### Исходный текст

Читаем Быть Хокингом полностью

Это прекрасное существо, чудесное воплощение совершенства, пришло в трагически несовершенный мир. Через неделю после его рождения началась Шестидневная война на Ближнем Востоке[68], повлекшая за собой ужасные последствия, которые сохранялись на протяжении его детства и юности. Мне, в моем постнатальном мировоззрении, было ясно одно: если бы миром правили матери новорожденных детей, а не ожесточенные старики, побуждающие неоперившихся юнцов к насилию, все войны прекратились бы за одну ночь.

######
### Записи набора данных

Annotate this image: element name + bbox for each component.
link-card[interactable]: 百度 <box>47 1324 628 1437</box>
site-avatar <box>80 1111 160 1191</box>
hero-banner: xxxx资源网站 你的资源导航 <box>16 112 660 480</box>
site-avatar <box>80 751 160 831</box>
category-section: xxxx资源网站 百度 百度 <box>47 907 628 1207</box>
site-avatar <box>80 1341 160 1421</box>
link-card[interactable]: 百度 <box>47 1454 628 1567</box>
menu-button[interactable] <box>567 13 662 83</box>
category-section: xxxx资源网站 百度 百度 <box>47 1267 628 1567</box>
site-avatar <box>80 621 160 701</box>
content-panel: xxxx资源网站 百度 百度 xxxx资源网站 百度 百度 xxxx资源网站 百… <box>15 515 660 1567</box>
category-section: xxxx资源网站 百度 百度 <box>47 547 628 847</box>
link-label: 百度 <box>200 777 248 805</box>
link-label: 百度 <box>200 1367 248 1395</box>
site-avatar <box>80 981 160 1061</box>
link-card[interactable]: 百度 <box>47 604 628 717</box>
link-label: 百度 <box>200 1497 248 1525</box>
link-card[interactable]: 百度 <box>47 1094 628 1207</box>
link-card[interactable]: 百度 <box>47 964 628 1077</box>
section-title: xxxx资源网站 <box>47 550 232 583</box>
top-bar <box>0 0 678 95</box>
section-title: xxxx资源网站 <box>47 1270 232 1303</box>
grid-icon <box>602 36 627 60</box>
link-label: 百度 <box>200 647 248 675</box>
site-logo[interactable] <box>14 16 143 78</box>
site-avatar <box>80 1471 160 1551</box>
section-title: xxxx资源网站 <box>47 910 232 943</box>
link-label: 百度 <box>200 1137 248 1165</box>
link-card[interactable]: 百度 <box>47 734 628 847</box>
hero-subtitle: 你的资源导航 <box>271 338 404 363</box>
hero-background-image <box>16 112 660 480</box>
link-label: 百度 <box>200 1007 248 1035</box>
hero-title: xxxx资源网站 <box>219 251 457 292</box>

######

Задания:
1. Перепечатайте без изменений фрагмент исходного текста от слов «Читаем Быть Хокингом» до слов «за одну ночь.» включительно.
2. Преобразуйте записи с самой первой строки до строки с «link-card[interactable]: 百度 <box>47 964» включительно в таблицу Markdown со столбцами «Номер» и «Строка записи». Пустые строки в таблицу не включайте.

Ответы к заданиям:
1.
Читаем Быть Хокингом полностью

Это прекрасное существо, чудесное воплощение совершенства, пришло в трагически несовершенный мир. Через неделю после его рождения началась Шестидневная война на Ближнем Востоке[68], повлекшая за собой ужасные последствия, которые сохранялись на протяжении его детства и юности. Мне, в моем постнатальном мировоззрении, было ясно одно: если бы миром правили матери новорожденных детей, а не ожесточенные старики, побуждающие неоперившихся юнцов к насилию, все войны прекратились бы за одну ночь.

2.
| Номер | Строка записи |
|---|---|
| 1 | Annotate this image: element name + bbox for each component. |
| 2 | link-card[interactable]: 百度 <box>47 1324 628 1437</box> |
| 3 | site-avatar <box>80 1111 160 1191</box> |
| 4 | hero-banner: xxxx资源网站 你的资源导航 <box>16 112 660 480</box> |
| 5 | site-avatar <box>80 751 160 831</box> |
| 6 | category-section: xxxx资源网站 百度 百度 <box>47 907 628 1207</box> |
| 7 | site-avatar <box>80 1341 160 1421</box> |
| 8 | link-card[interactable]: 百度 <box>47 1454 628 1567</box> |
| 9 | menu-button[interactable] <box>567 13 662 83</box> |
| 10 | category-section: xxxx资源网站 百度 百度 <box>47 1267 628 1567</box> |
| 11 | site-avatar <box>80 621 160 701</box> |
| 12 | content-panel: xxxx资源网站 百度 百度 xxxx资源网站 百度 百度 xxxx资源网站 百… <box>15 515 660 1567</box> |
| 13 | category-section: xxxx资源网站 百度 百度 <box>47 547 628 847</box> |
| 14 | link-label: 百度 <box>200 777 248 805</box> |
| 15 | link-label: 百度 <box>200 1367 248 1395</box> |
| 16 | site-avatar <box>80 981 160 1061</box> |
| 17 | link-card[interactable]: 百度 <box>47 604 628 717</box> |
| 18 | link-label: 百度 <box>200 1497 248 1525</box> |
| 19 | link-card[interactable]: 百度 <box>47 1094 628 1207</box> |
| 20 | link-card[interactable]: 百度 <box>47 964 628 1077</box> |